## WHAT IS ASKED
Type out the data exactly as given. Skip any image.

Lines of data
■ ■ ■ ■

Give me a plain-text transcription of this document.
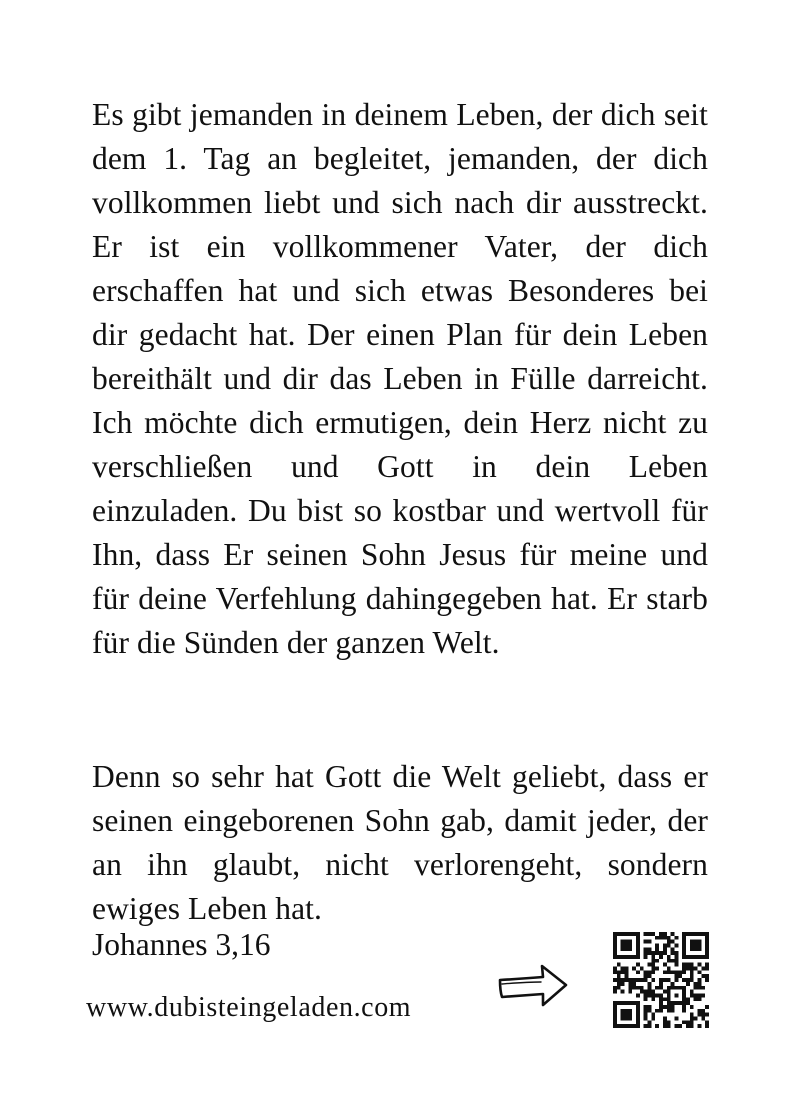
Es gibt jemanden in deinem Leben, der dich seit dem 1. Tag an begleitet, jemanden, der dich vollkommen liebt und sich nach dir ausstreckt. Er ist ein vollkommener Vater, der dich erschaffen hat und sich etwas Besonderes bei dir gedacht hat. Der einen Plan für dein Leben bereithält und dir das Leben in Fülle darreicht. Ich möchte dich ermutigen, dein Herz nicht zu verschließen und Gott in dein Leben einzuladen. Du bist so kostbar und wertvoll für Ihn, dass Er seinen Sohn Jesus für meine und für deine Verfehlung dahingegeben hat. Er starb für die Sünden der ganzen Welt.

Denn so sehr hat Gott die Welt geliebt, dass er seinen eingeborenen Sohn gab, damit jeder, der an ihn glaubt, nicht verlorengeht, sondern ewiges Leben hat.

Johannes 3,16

www.dubisteingeladen.com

■ ■ ■ ■

## THE ANSWER
Give me a plain-text transcription of this document.
Es gibt jemanden in deinem Leben, der dich seit dem 1. Tag an begleitet, jemanden, der dich vollkommen liebt und sich nach dir ausstreckt. Er ist ein vollkommener Vater, der dich erschaffen hat und sich etwas Besonderes bei dir gedacht hat. Der einen Plan für dein Leben bereithält und dir das Leben in Fülle darreicht. Ich möchte dich ermutigen, dein Herz nicht zu verschließen und Gott in dein Leben einzuladen. Du bist so kostbar und wertvoll für Ihn, dass Er seinen Sohn Jesus für meine und für deine Verfehlung dahingegeben hat. Er starb für die Sünden der ganzen Welt.

Denn so sehr hat Gott die Welt geliebt, dass er seinen eingeborenen Sohn gab, damit jeder, der an ihn glaubt, nicht verlorengeht, sondern ewiges Leben hat.

Johannes 3,16

www.dubisteingeladen.com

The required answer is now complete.